**Set problem**
Each line that follows should be printed again exactly as it stands.

____

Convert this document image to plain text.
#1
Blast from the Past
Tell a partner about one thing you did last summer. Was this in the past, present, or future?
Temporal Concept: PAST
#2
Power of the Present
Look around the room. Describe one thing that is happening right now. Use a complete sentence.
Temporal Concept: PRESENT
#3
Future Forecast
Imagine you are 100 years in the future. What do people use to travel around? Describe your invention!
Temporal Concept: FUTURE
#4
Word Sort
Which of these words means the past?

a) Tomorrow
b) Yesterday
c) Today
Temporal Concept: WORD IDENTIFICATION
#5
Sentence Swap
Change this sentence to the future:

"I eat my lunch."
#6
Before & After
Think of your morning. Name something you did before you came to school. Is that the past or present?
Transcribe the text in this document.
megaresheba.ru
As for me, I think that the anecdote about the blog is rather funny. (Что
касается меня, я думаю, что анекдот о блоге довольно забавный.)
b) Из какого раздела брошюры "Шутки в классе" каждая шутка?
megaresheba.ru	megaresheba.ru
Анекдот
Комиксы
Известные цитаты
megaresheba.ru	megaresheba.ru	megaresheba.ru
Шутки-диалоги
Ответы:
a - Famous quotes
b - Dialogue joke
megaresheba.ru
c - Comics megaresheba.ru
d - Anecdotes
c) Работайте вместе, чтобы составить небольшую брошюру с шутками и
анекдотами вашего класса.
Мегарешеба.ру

____

**Result of the exercise**
Convert this document image to plain text.
#1
Blast from the Past
Tell a partner about one thing you did last summer. Was this in the past, present, or future?
Temporal Concept: PAST
#2
Power of the Present
Look around the room. Describe one thing that is happening right now. Use a complete sentence.
Temporal Concept: PRESENT
#3
Future Forecast
Imagine you are 100 years in the future. What do people use to travel around? Describe your invention!
Temporal Concept: FUTURE
#4
Word Sort
Which of these words means the past?

a) Tomorrow
b) Yesterday
c) Today
Temporal Concept: WORD IDENTIFICATION
#5
Sentence Swap
Change this sentence to the future:

"I eat my lunch."
#6
Before & After
Think of your morning. Name something you did before you came to school. Is that the past or present?
Transcribe the text in this document.
megaresheba.ru
As for me, I think that the anecdote about the blog is rather funny. (Что
касается меня, я думаю, что анекдот о блоге довольно забавный.)
b) Из какого раздела брошюры "Шутки в классе" каждая шутка?
megaresheba.ru	megaresheba.ru
Анекдот
Комиксы
Известные цитаты
megaresheba.ru	megaresheba.ru	megaresheba.ru
Шутки-диалоги
Ответы:
a - Famous quotes
b - Dialogue joke
megaresheba.ru
c - Comics megaresheba.ru
d - Anecdotes
c) Работайте вместе, чтобы составить небольшую брошюру с шутками и
анекдотами вашего класса.
Мегарешеба.ру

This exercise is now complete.